= Beginning of Section =

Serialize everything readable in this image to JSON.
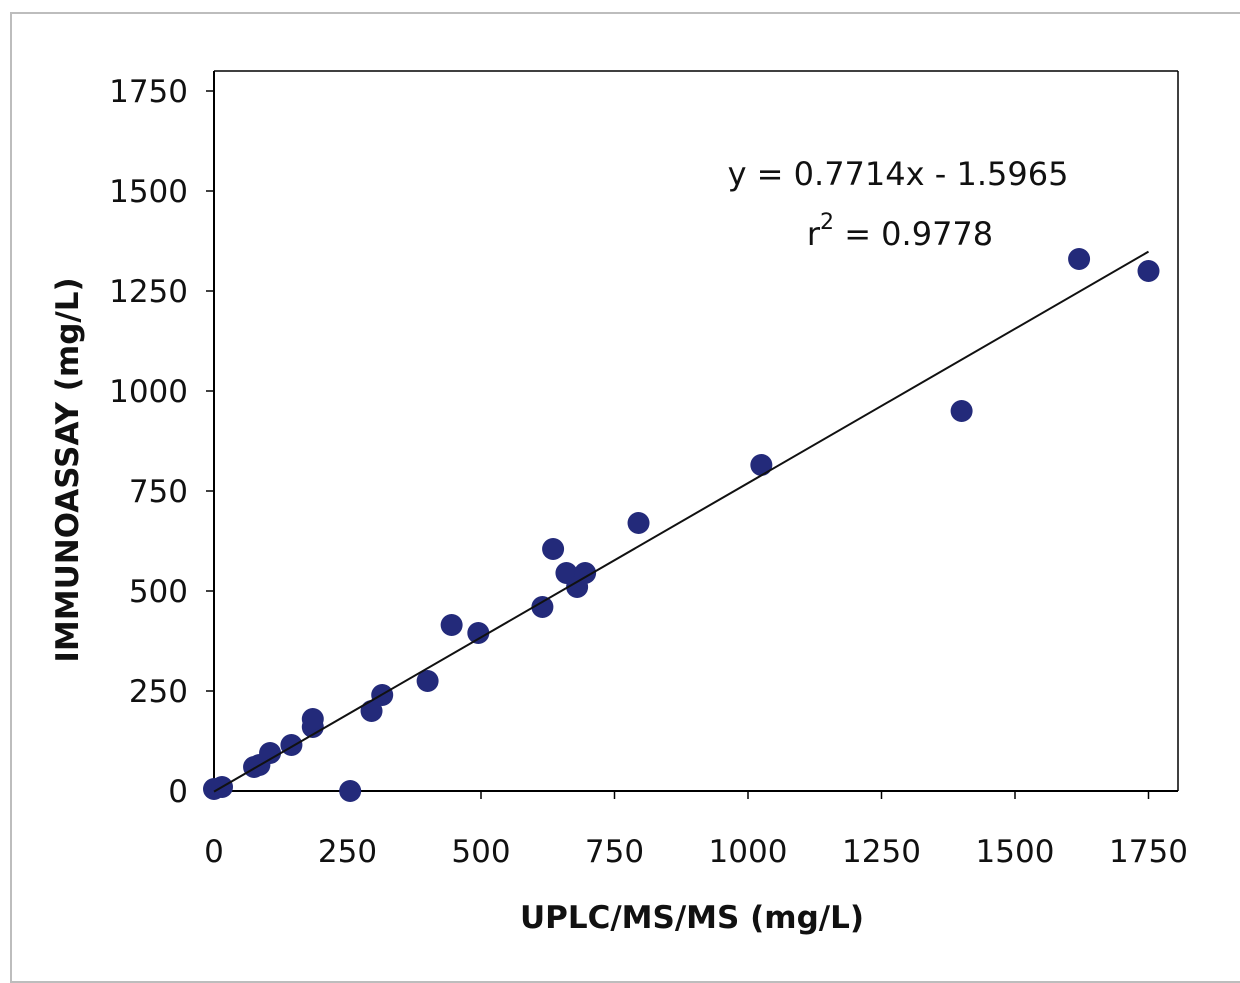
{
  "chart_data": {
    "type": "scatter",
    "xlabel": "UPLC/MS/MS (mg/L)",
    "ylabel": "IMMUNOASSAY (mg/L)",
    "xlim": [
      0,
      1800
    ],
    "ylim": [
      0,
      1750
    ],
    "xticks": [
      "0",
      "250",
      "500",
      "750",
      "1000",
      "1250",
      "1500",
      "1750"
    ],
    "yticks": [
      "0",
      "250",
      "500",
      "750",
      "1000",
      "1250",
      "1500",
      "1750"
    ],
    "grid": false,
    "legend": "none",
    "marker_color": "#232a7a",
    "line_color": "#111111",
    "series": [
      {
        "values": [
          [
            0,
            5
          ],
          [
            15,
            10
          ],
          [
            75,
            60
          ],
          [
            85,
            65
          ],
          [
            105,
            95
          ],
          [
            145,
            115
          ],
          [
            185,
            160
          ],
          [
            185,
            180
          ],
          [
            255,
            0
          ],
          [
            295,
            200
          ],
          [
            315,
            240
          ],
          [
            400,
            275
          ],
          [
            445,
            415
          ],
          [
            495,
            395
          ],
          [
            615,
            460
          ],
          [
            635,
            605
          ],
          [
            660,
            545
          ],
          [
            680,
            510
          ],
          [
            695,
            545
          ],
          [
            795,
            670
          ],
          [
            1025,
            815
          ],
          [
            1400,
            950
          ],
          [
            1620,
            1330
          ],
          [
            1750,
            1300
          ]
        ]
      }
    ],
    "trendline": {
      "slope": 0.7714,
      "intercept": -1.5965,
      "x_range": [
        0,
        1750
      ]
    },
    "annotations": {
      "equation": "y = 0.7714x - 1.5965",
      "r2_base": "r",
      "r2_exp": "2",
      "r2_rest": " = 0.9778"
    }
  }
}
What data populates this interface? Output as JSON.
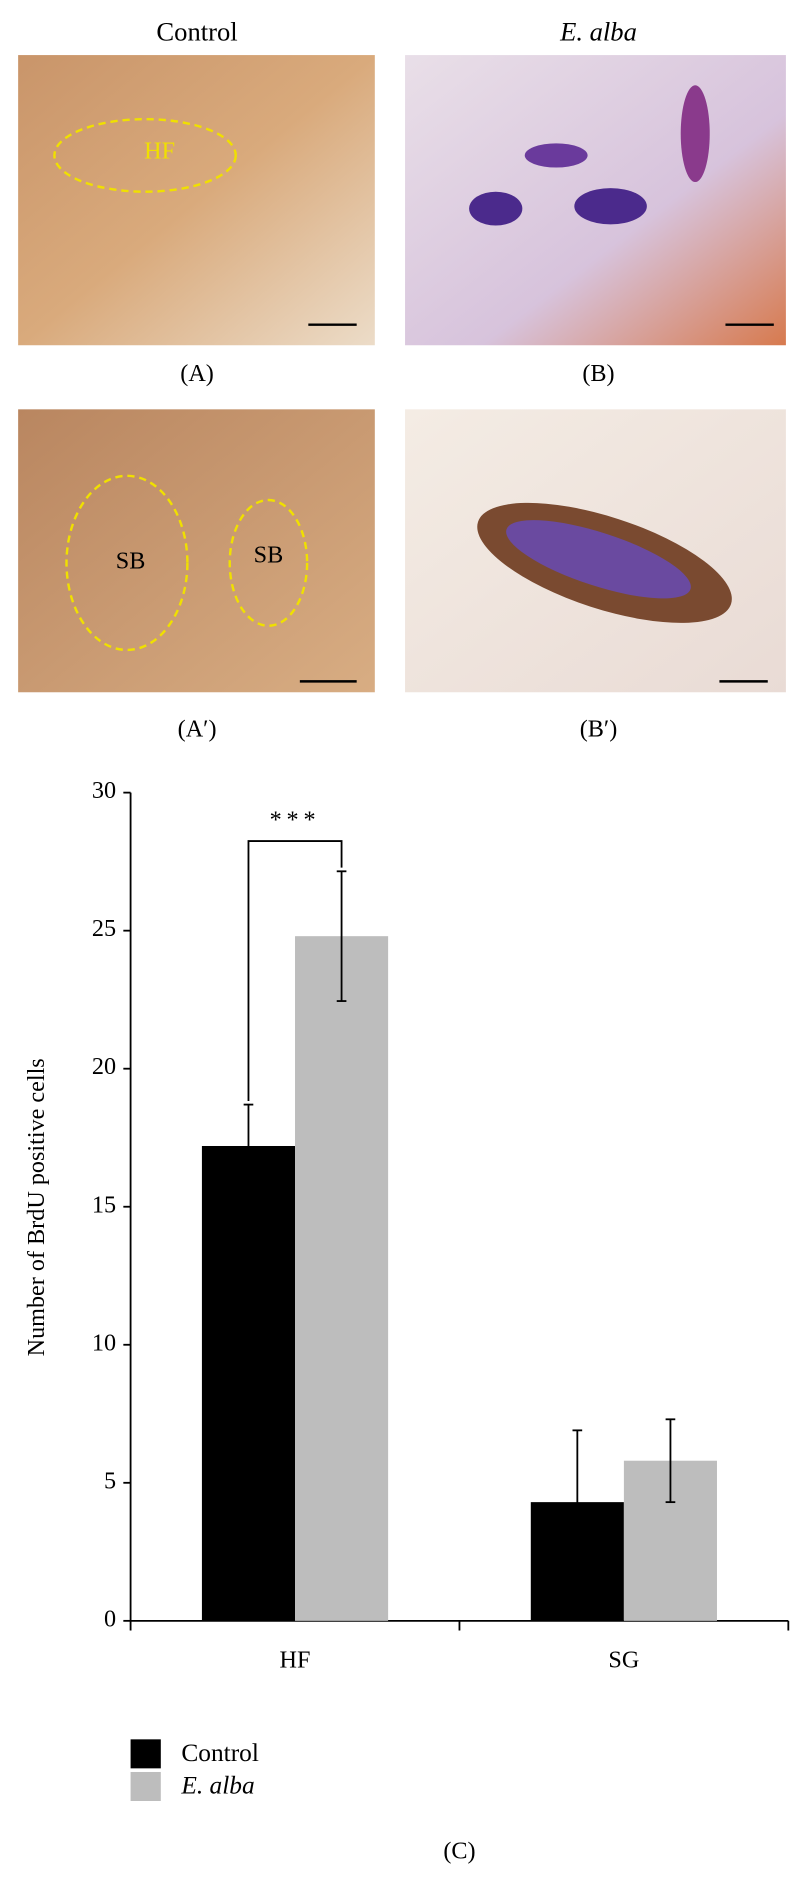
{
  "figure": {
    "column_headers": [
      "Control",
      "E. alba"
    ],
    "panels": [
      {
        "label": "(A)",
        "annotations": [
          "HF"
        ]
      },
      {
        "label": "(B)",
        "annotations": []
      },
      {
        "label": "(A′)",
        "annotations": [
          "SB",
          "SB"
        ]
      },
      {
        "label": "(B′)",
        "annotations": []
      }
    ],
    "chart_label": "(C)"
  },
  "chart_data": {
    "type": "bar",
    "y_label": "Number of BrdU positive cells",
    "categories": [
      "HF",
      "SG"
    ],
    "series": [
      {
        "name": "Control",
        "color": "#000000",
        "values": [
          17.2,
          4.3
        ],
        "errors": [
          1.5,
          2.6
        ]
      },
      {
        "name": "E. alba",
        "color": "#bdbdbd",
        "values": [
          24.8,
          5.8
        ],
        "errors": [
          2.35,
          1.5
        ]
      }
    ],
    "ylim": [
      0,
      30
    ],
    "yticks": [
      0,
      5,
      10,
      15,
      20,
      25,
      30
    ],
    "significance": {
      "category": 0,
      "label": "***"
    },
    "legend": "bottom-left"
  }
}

= End of Section =

## Task directions
Should a record include a picture, omit it from your copy and return the rest unchanged.

## Exercise solution
Serialize everything readable in this image to JSON.
{
  "chart_data": {
    "type": "scatter",
    "xlabel": "UPLC/MS/MS (mg/L)",
    "ylabel": "IMMUNOASSAY (mg/L)",
    "xlim": [
      0,
      1800
    ],
    "ylim": [
      0,
      1750
    ],
    "xticks": [
      "0",
      "250",
      "500",
      "750",
      "1000",
      "1250",
      "1500",
      "1750"
    ],
    "yticks": [
      "0",
      "250",
      "500",
      "750",
      "1000",
      "1250",
      "1500",
      "1750"
    ],
    "grid": false,
    "legend": "none",
    "marker_color": "#232a7a",
    "line_color": "#111111",
    "series": [
      {
        "values": [
          [
            0,
            5
          ],
          [
            15,
            10
          ],
          [
            75,
            60
          ],
          [
            85,
            65
          ],
          [
            105,
            95
          ],
          [
            145,
            115
          ],
          [
            185,
            160
          ],
          [
            185,
            180
          ],
          [
            255,
            0
          ],
          [
            295,
            200
          ],
          [
            315,
            240
          ],
          [
            400,
            275
          ],
          [
            445,
            415
          ],
          [
            495,
            395
          ],
          [
            615,
            460
          ],
          [
            635,
            605
          ],
          [
            660,
            545
          ],
          [
            680,
            510
          ],
          [
            695,
            545
          ],
          [
            795,
            670
          ],
          [
            1025,
            815
          ],
          [
            1400,
            950
          ],
          [
            1620,
            1330
          ],
          [
            1750,
            1300
          ]
        ]
      }
    ],
    "trendline": {
      "slope": 0.7714,
      "intercept": -1.5965,
      "x_range": [
        0,
        1750
      ]
    },
    "annotations": {
      "equation": "y = 0.7714x - 1.5965",
      "r2_base": "r",
      "r2_exp": "2",
      "r2_rest": " = 0.9778"
    }
  }
}
What data populates this interface? Output as JSON.
{
  "figure": {
    "column_headers": [
      "Control",
      "E. alba"
    ],
    "panels": [
      {
        "label": "(A)",
        "annotations": [
          "HF"
        ]
      },
      {
        "label": "(B)",
        "annotations": []
      },
      {
        "label": "(A′)",
        "annotations": [
          "SB",
          "SB"
        ]
      },
      {
        "label": "(B′)",
        "annotations": []
      }
    ],
    "chart_label": "(C)"
  },
  "chart_data": {
    "type": "bar",
    "y_label": "Number of BrdU positive cells",
    "categories": [
      "HF",
      "SG"
    ],
    "series": [
      {
        "name": "Control",
        "color": "#000000",
        "values": [
          17.2,
          4.3
        ],
        "errors": [
          1.5,
          2.6
        ]
      },
      {
        "name": "E. alba",
        "color": "#bdbdbd",
        "values": [
          24.8,
          5.8
        ],
        "errors": [
          2.35,
          1.5
        ]
      }
    ],
    "ylim": [
      0,
      30
    ],
    "yticks": [
      0,
      5,
      10,
      15,
      20,
      25,
      30
    ],
    "significance": {
      "category": 0,
      "label": "***"
    },
    "legend": "bottom-left"
  }
}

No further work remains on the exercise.